*** Data entries
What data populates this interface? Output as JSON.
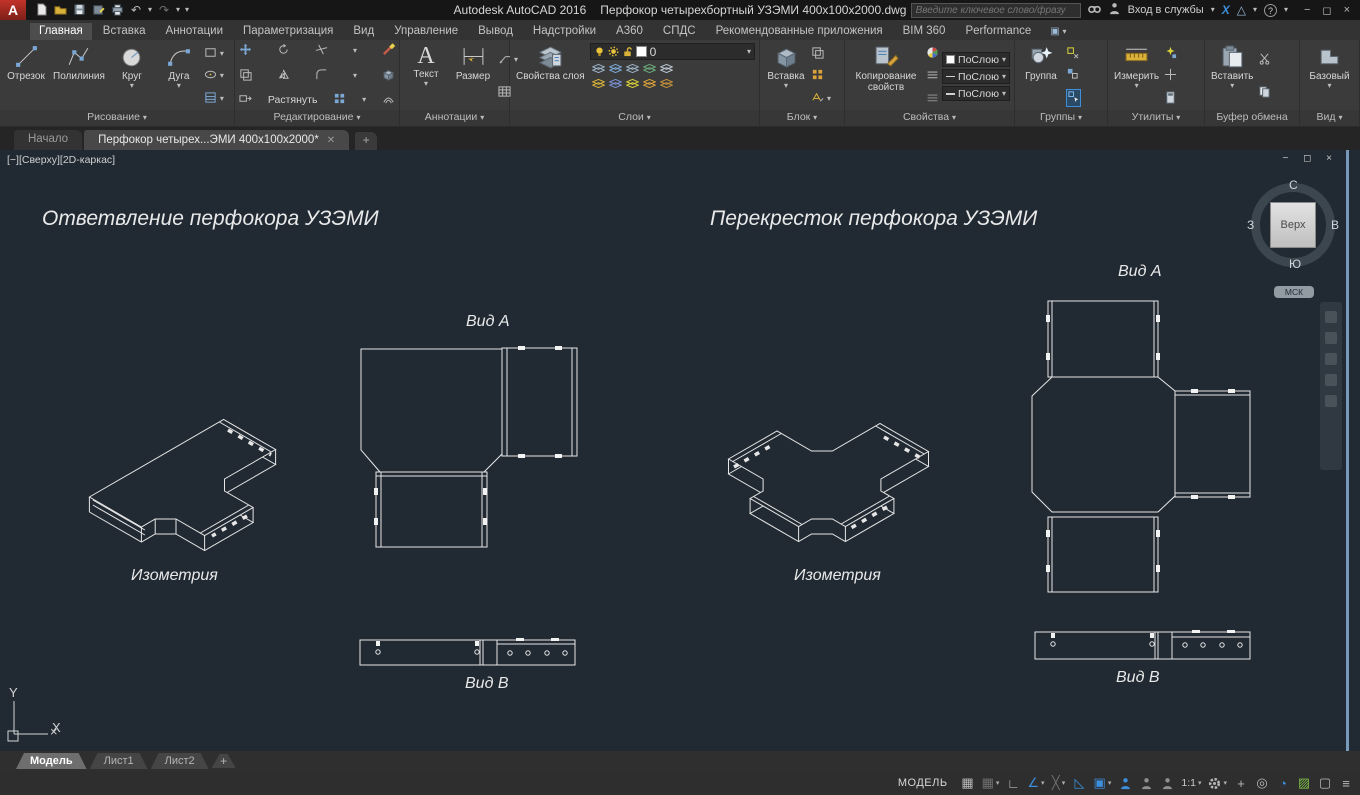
{
  "titlebar": {
    "app_title": "Autodesk AutoCAD 2016",
    "doc_title": "Перфокор четырехбортный УЗЭМИ 400x100x2000.dwg",
    "search_placeholder": "Введите ключевое слово/фразу",
    "signin_label": "Вход в службы"
  },
  "icons": {
    "caret": "▾",
    "close": "✕",
    "win_min": "−",
    "win_restore": "◻",
    "win_close": "×",
    "undo": "↶",
    "redo": "↷",
    "xlogo": "X",
    "triangle": "△",
    "help": "?",
    "grid": "▦",
    "ortho": "∟",
    "polar": "∠",
    "isodraft": "╳",
    "annot_tri": "◺",
    "annot_sq": "▣",
    "plus": "+",
    "isolate": "◎",
    "perf": "◔",
    "hw": "▨",
    "clean": "▢",
    "menu": "≡",
    "tab_cam": "▣"
  },
  "ribbon_tabs": [
    {
      "label": "Главная"
    },
    {
      "label": "Вставка"
    },
    {
      "label": "Аннотации"
    },
    {
      "label": "Параметризация"
    },
    {
      "label": "Вид"
    },
    {
      "label": "Управление"
    },
    {
      "label": "Вывод"
    },
    {
      "label": "Надстройки"
    },
    {
      "label": "A360"
    },
    {
      "label": "СПДС"
    },
    {
      "label": "Рекомендованные приложения"
    },
    {
      "label": "BIM 360"
    },
    {
      "label": "Performance"
    }
  ],
  "ribbon": {
    "draw": {
      "title": "Рисование",
      "buttons": [
        "Отрезок",
        "Полилиния",
        "Круг",
        "Дуга"
      ]
    },
    "modify": {
      "title": "Редактирование",
      "stretch_label": "Растянуть"
    },
    "annotate": {
      "title": "Аннотации",
      "text_label": "Текст",
      "dim_label": "Размер"
    },
    "layers": {
      "title": "Слои",
      "props_label": "Свойства слоя",
      "current_layer": "0"
    },
    "block": {
      "title": "Блок",
      "insert_label": "Вставка"
    },
    "properties": {
      "title": "Свойства",
      "match_label": "Копирование свойств",
      "bylayer": "ПоСлою"
    },
    "groups": {
      "title": "Группы",
      "group_label": "Группа"
    },
    "utilities": {
      "title": "Утилиты",
      "measure_label": "Измерить"
    },
    "clipboard": {
      "title": "Буфер обмена",
      "paste_label": "Вставить"
    },
    "view": {
      "title": "Вид",
      "base_label": "Базовый"
    }
  },
  "file_tabs": {
    "start": "Начало",
    "drawing": "Перфокор четырех...ЭМИ 400x100x2000*"
  },
  "viewport": {
    "controls": "[−][Сверху][2D-каркас]",
    "viewcube": {
      "n": "С",
      "e": "В",
      "s": "Ю",
      "w": "З",
      "top": "Верх",
      "wcs": "МСК"
    },
    "ucs": {
      "x": "X",
      "y": "Y"
    }
  },
  "drawings": {
    "left": {
      "title": "Ответвление перфокора УЗЭМИ",
      "view_a": "Вид А",
      "iso": "Изометрия",
      "view_b": "Вид В"
    },
    "right": {
      "title": "Перекресток перфокора УЗЭМИ",
      "view_a": "Вид А",
      "iso": "Изометрия",
      "view_b": "Вид В"
    }
  },
  "layout_tabs": {
    "model": "Модель",
    "sheet1": "Лист1",
    "sheet2": "Лист2"
  },
  "statusbar": {
    "model_label": "МОДЕЛЬ",
    "scale_label": "1:1"
  },
  "colors": {
    "accent_blue": "#3d8edb",
    "canvas_bg": "#212a33",
    "line": "#e8e8e8"
  }
}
******
# Stated problem
Without the pictures, repeat all the records word for word.

# Answer to the task
What data populates this interface? Output as JSON.
{
  "titlebar": {
    "app_title": "Autodesk AutoCAD 2016",
    "doc_title": "Перфокор четырехбортный УЗЭМИ 400x100x2000.dwg",
    "search_placeholder": "Введите ключевое слово/фразу",
    "signin_label": "Вход в службы"
  },
  "icons": {
    "caret": "▾",
    "close": "✕",
    "win_min": "−",
    "win_restore": "◻",
    "win_close": "×",
    "undo": "↶",
    "redo": "↷",
    "xlogo": "X",
    "triangle": "△",
    "help": "?",
    "grid": "▦",
    "ortho": "∟",
    "polar": "∠",
    "isodraft": "╳",
    "annot_tri": "◺",
    "annot_sq": "▣",
    "plus": "+",
    "isolate": "◎",
    "perf": "◔",
    "hw": "▨",
    "clean": "▢",
    "menu": "≡",
    "tab_cam": "▣"
  },
  "ribbon_tabs": [
    {
      "label": "Главная"
    },
    {
      "label": "Вставка"
    },
    {
      "label": "Аннотации"
    },
    {
      "label": "Параметризация"
    },
    {
      "label": "Вид"
    },
    {
      "label": "Управление"
    },
    {
      "label": "Вывод"
    },
    {
      "label": "Надстройки"
    },
    {
      "label": "A360"
    },
    {
      "label": "СПДС"
    },
    {
      "label": "Рекомендованные приложения"
    },
    {
      "label": "BIM 360"
    },
    {
      "label": "Performance"
    }
  ],
  "ribbon": {
    "draw": {
      "title": "Рисование",
      "buttons": [
        "Отрезок",
        "Полилиния",
        "Круг",
        "Дуга"
      ]
    },
    "modify": {
      "title": "Редактирование",
      "stretch_label": "Растянуть"
    },
    "annotate": {
      "title": "Аннотации",
      "text_label": "Текст",
      "dim_label": "Размер"
    },
    "layers": {
      "title": "Слои",
      "props_label": "Свойства слоя",
      "current_layer": "0"
    },
    "block": {
      "title": "Блок",
      "insert_label": "Вставка"
    },
    "properties": {
      "title": "Свойства",
      "match_label": "Копирование свойств",
      "bylayer": "ПоСлою"
    },
    "groups": {
      "title": "Группы",
      "group_label": "Группа"
    },
    "utilities": {
      "title": "Утилиты",
      "measure_label": "Измерить"
    },
    "clipboard": {
      "title": "Буфер обмена",
      "paste_label": "Вставить"
    },
    "view": {
      "title": "Вид",
      "base_label": "Базовый"
    }
  },
  "file_tabs": {
    "start": "Начало",
    "drawing": "Перфокор четырех...ЭМИ 400x100x2000*"
  },
  "viewport": {
    "controls": "[−][Сверху][2D-каркас]",
    "viewcube": {
      "n": "С",
      "e": "В",
      "s": "Ю",
      "w": "З",
      "top": "Верх",
      "wcs": "МСК"
    },
    "ucs": {
      "x": "X",
      "y": "Y"
    }
  },
  "drawings": {
    "left": {
      "title": "Ответвление перфокора УЗЭМИ",
      "view_a": "Вид А",
      "iso": "Изометрия",
      "view_b": "Вид В"
    },
    "right": {
      "title": "Перекресток перфокора УЗЭМИ",
      "view_a": "Вид А",
      "iso": "Изометрия",
      "view_b": "Вид В"
    }
  },
  "layout_tabs": {
    "model": "Модель",
    "sheet1": "Лист1",
    "sheet2": "Лист2"
  },
  "statusbar": {
    "model_label": "МОДЕЛЬ",
    "scale_label": "1:1"
  },
  "colors": {
    "accent_blue": "#3d8edb",
    "canvas_bg": "#212a33",
    "line": "#e8e8e8"
  }
}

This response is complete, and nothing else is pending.